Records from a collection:
————————

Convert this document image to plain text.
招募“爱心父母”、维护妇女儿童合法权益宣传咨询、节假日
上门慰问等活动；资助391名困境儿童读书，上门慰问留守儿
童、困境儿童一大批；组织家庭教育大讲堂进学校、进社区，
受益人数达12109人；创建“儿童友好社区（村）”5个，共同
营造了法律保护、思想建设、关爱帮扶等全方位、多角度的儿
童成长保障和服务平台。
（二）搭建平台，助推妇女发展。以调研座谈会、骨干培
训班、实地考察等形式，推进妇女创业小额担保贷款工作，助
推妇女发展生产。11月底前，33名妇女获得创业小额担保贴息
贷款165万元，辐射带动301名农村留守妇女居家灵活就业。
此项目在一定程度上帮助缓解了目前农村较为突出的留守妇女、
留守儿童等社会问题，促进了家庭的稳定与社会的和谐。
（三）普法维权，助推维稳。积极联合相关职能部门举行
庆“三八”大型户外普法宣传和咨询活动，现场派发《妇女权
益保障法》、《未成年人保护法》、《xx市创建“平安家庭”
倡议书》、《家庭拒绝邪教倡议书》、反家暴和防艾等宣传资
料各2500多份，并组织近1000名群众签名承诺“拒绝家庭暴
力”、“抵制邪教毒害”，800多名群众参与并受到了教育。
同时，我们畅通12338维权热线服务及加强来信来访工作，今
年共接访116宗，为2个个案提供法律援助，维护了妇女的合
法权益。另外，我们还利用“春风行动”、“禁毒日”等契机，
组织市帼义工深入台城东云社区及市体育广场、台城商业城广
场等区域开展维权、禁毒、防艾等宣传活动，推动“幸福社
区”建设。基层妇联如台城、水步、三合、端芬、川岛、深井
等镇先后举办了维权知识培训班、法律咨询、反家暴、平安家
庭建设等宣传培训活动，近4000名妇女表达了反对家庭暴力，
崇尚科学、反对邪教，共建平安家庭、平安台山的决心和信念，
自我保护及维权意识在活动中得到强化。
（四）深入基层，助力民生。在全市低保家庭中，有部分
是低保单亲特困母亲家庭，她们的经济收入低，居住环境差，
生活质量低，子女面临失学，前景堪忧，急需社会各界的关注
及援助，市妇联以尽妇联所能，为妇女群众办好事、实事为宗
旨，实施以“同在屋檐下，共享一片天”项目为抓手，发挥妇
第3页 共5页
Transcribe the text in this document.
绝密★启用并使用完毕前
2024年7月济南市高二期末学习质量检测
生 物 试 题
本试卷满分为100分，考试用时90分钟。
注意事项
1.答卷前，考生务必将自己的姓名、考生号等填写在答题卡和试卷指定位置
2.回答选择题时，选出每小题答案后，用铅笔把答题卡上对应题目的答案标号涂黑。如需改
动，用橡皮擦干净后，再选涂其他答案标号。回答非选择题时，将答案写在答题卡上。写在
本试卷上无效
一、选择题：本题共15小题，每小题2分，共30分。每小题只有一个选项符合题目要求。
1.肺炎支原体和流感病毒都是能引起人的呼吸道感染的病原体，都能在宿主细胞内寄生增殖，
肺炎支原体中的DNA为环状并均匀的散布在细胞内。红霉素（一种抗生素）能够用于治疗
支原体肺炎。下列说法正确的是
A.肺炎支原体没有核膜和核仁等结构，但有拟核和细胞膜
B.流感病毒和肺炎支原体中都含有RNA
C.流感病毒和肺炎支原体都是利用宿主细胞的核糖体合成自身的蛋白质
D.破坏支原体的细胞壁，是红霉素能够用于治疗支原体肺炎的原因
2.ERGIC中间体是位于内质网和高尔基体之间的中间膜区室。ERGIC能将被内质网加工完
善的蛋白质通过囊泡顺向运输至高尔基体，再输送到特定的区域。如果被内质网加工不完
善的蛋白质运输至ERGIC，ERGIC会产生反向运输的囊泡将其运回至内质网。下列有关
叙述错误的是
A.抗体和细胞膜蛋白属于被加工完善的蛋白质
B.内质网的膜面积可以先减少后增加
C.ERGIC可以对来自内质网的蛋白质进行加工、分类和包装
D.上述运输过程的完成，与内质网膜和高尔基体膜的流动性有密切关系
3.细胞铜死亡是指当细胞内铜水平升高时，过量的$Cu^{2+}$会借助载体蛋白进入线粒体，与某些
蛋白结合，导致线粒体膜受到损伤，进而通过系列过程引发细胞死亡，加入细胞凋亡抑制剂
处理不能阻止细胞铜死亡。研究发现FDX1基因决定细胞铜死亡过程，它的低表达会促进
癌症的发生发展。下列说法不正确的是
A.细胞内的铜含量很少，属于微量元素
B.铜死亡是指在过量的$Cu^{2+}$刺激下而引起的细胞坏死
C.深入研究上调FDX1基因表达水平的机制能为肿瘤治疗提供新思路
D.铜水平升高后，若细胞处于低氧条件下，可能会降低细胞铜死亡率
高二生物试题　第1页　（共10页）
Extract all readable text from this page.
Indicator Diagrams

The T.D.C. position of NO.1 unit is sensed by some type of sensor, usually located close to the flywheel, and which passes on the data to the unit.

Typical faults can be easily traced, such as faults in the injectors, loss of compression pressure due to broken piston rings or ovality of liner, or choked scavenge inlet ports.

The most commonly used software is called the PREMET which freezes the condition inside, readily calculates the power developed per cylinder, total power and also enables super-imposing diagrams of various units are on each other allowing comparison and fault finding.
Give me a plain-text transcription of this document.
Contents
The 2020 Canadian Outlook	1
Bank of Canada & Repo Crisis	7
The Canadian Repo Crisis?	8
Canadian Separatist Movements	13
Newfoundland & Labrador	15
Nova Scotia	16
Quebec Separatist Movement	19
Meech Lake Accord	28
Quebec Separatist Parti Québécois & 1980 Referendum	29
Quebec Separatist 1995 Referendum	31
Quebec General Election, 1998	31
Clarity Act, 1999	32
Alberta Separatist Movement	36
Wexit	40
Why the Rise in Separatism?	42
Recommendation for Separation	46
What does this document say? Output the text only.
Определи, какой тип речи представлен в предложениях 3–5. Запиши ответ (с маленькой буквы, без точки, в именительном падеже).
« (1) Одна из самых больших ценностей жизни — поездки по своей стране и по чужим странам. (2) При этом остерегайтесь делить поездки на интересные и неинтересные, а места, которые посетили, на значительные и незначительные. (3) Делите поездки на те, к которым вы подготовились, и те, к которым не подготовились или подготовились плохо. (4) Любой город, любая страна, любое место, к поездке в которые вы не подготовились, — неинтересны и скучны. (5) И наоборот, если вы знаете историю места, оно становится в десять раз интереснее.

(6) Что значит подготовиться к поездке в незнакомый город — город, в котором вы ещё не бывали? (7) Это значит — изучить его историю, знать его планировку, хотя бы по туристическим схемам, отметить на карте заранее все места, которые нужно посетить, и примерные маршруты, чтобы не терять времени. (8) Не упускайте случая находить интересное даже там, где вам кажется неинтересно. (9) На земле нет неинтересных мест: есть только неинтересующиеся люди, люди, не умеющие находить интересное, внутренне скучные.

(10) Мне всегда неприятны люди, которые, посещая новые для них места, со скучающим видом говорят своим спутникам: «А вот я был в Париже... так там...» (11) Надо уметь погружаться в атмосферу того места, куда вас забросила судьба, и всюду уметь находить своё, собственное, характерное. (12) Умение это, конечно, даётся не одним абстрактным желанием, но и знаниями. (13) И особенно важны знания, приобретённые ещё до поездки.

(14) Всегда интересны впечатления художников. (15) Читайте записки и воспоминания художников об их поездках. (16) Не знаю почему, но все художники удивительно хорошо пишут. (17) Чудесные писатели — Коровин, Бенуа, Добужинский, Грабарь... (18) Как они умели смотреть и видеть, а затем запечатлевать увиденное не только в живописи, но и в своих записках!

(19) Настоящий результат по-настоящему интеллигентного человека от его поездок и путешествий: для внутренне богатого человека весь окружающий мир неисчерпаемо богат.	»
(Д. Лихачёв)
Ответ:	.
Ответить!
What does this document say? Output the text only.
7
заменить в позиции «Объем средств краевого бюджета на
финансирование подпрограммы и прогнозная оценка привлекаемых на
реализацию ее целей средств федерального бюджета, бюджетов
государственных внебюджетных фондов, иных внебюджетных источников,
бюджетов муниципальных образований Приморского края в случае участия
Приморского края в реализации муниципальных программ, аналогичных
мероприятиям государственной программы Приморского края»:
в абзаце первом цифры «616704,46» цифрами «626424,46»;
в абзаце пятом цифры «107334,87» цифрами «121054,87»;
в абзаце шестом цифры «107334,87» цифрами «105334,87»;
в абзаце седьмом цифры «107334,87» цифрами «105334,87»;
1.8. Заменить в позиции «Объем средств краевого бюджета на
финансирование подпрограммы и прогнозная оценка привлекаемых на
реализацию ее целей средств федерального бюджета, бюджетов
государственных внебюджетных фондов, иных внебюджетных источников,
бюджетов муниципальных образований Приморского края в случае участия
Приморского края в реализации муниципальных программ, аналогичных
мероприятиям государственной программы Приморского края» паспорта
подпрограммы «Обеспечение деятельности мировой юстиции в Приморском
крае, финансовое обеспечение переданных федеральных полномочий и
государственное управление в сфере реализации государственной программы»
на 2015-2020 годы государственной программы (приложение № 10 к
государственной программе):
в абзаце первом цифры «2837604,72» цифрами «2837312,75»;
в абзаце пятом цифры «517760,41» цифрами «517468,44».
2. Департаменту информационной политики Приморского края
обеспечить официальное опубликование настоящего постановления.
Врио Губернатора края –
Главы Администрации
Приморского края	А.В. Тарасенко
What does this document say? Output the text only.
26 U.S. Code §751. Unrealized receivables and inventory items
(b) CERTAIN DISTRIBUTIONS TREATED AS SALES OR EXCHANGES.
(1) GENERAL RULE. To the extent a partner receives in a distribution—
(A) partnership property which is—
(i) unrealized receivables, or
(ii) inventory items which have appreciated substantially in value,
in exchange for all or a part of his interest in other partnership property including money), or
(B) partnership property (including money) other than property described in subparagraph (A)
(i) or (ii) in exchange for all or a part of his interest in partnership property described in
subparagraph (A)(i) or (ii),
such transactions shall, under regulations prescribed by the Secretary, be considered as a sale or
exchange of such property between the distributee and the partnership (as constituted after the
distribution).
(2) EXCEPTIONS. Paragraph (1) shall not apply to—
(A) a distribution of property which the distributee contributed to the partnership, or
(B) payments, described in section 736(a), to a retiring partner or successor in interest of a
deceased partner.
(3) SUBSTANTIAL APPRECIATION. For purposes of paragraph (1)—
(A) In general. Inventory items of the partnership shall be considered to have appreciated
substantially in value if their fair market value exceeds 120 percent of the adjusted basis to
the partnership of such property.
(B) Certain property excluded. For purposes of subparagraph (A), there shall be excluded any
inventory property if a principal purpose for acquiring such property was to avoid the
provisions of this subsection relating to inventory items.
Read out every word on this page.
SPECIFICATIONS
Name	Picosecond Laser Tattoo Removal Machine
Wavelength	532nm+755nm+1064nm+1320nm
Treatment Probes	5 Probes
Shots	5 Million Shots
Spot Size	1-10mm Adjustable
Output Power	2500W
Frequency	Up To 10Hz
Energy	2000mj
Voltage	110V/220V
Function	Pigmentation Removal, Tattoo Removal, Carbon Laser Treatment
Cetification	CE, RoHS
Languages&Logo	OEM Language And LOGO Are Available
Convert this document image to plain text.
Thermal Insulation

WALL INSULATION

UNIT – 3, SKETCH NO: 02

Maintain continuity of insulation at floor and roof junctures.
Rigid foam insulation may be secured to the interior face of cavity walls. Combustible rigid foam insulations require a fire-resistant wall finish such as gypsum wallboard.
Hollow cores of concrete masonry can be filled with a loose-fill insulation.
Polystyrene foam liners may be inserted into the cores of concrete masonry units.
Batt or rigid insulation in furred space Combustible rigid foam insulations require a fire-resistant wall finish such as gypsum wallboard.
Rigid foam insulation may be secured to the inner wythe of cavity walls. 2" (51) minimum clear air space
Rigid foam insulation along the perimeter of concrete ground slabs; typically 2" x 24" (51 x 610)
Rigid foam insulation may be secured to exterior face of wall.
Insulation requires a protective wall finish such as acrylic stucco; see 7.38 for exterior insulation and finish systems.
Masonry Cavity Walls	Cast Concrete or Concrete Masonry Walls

————————

* **Task brief**
Select every line of the material above holding the word "цифры" and copy it.

* **Written response**
в абзаце первом цифры «616704,46» цифрами «626424,46»;
в абзаце пятом цифры «107334,87» цифрами «121054,87»;
в абзаце шестом цифры «107334,87» цифрами «105334,87»;
в абзаце седьмом цифры «107334,87» цифрами «105334,87»;
в абзаце первом цифры «2837604,72» цифрами «2837312,75»;
в абзаце пятом цифры «517760,41» цифрами «517468,44».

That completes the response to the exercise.